### Aim of the task
Copy out the entries between the line holding "conocenos-button[interactable]: Conócenos (323, 808, 618, 900)" and the line holding "headline-line-2: página ideal", inclusive, leaving every character unchanged.

### Element location listings
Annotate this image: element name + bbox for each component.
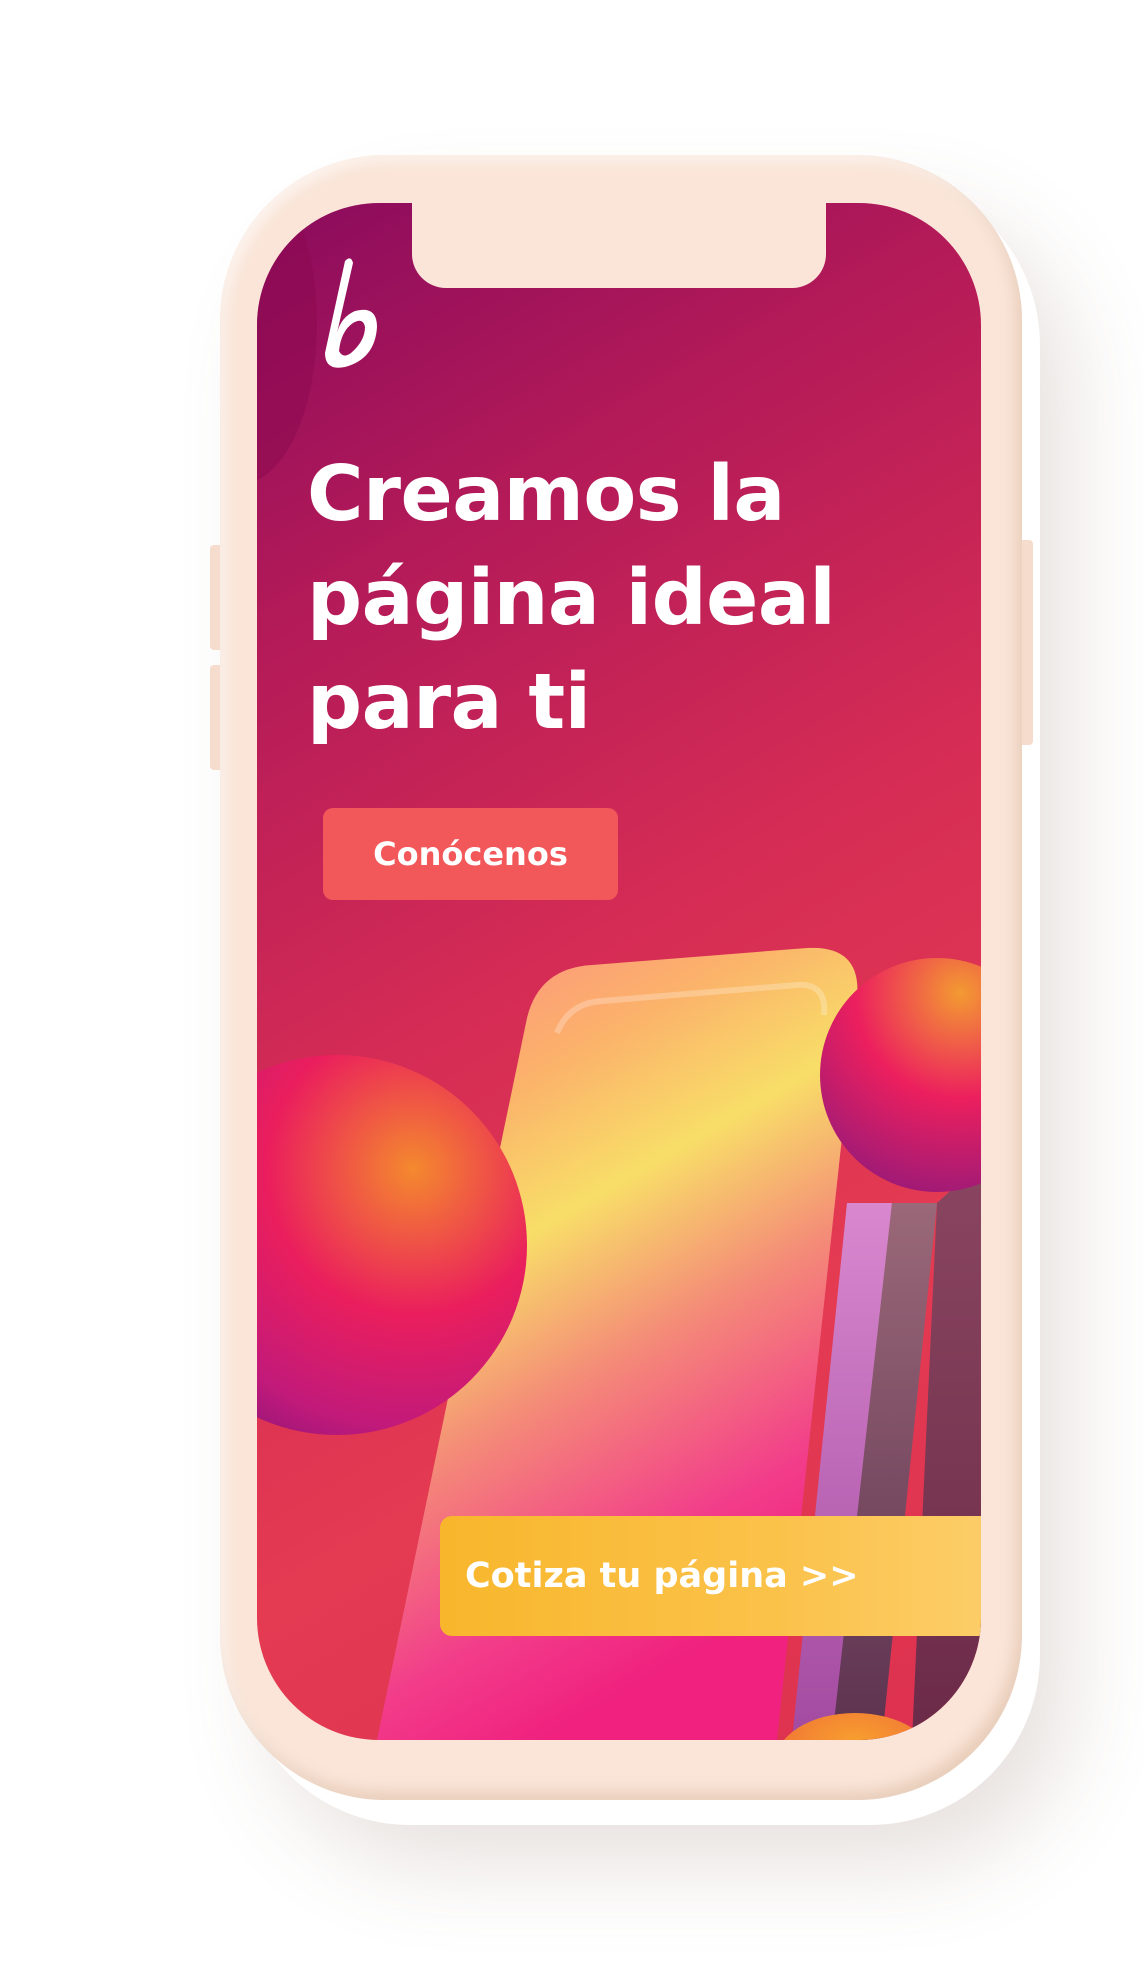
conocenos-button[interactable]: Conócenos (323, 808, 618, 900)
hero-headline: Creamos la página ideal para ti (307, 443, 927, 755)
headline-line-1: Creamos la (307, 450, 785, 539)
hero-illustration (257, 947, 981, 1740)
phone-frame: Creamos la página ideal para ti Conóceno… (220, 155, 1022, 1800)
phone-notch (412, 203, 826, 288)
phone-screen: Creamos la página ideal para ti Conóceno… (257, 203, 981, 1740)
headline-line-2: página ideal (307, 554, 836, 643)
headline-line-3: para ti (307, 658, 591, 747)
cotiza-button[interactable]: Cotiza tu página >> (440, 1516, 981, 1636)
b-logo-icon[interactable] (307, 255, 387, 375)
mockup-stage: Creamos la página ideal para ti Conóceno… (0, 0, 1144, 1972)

### Answer for the task
conocenos-button[interactable]: Conócenos (323, 808, 618, 900)
hero-headline: Creamos la página ideal para ti (307, 443, 927, 755)
headline-line-1: Creamos la (307, 450, 785, 539)
hero-illustration (257, 947, 981, 1740)
phone-frame: Creamos la página ideal para ti Conóceno… (220, 155, 1022, 1800)
phone-notch (412, 203, 826, 288)
phone-screen: Creamos la página ideal para ti Conóceno… (257, 203, 981, 1740)
headline-line-2: página ideal (307, 554, 836, 643)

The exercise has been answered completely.